Data provided:

◆ ◆ ◆

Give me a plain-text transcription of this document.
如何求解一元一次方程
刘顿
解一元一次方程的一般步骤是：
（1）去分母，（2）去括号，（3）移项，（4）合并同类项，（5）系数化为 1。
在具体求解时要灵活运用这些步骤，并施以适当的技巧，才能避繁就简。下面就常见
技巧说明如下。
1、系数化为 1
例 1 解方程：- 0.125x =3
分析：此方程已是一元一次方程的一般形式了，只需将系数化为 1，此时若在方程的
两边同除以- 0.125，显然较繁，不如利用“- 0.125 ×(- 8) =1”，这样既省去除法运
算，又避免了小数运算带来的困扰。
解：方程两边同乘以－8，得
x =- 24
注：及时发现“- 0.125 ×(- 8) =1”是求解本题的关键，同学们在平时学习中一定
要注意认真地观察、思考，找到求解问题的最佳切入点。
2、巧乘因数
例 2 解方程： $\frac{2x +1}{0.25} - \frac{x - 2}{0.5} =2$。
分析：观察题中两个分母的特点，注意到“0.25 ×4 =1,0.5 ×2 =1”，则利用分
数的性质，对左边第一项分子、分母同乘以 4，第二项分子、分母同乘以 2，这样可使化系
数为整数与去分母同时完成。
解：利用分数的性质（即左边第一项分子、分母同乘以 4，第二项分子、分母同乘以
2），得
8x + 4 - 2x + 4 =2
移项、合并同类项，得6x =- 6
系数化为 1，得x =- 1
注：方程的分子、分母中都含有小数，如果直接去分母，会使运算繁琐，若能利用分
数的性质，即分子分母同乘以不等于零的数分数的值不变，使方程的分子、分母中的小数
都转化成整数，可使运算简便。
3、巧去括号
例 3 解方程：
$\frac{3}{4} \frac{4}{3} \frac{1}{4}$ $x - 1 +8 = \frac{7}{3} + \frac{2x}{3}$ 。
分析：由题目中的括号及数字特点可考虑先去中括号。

◆ ◆ ◆

Stated problem:
Every line above should be printed again exactly as it stands.

Result:
Give me a plain-text transcription of this document.
如何求解一元一次方程
刘顿
解一元一次方程的一般步骤是：
（1）去分母，（2）去括号，（3）移项，（4）合并同类项，（5）系数化为 1。
在具体求解时要灵活运用这些步骤，并施以适当的技巧，才能避繁就简。下面就常见
技巧说明如下。
1、系数化为 1
例 1 解方程：- 0.125x =3
分析：此方程已是一元一次方程的一般形式了，只需将系数化为 1，此时若在方程的
两边同除以- 0.125，显然较繁，不如利用“- 0.125 ×(- 8) =1”，这样既省去除法运
算，又避免了小数运算带来的困扰。
解：方程两边同乘以－8，得
x =- 24
注：及时发现“- 0.125 ×(- 8) =1”是求解本题的关键，同学们在平时学习中一定
要注意认真地观察、思考，找到求解问题的最佳切入点。
2、巧乘因数
例 2 解方程： $\frac{2x +1}{0.25} - \frac{x - 2}{0.5} =2$。
分析：观察题中两个分母的特点，注意到“0.25 ×4 =1,0.5 ×2 =1”，则利用分
数的性质，对左边第一项分子、分母同乘以 4，第二项分子、分母同乘以 2，这样可使化系
数为整数与去分母同时完成。
解：利用分数的性质（即左边第一项分子、分母同乘以 4，第二项分子、分母同乘以
2），得
8x + 4 - 2x + 4 =2
移项、合并同类项，得6x =- 6
系数化为 1，得x =- 1
注：方程的分子、分母中都含有小数，如果直接去分母，会使运算繁琐，若能利用分
数的性质，即分子分母同乘以不等于零的数分数的值不变，使方程的分子、分母中的小数
都转化成整数，可使运算简便。
3、巧去括号
例 3 解方程：
$\frac{3}{4} \frac{4}{3} \frac{1}{4}$ $x - 1 +8 = \frac{7}{3} + \frac{2x}{3}$ 。
分析：由题目中的括号及数字特点可考虑先去中括号。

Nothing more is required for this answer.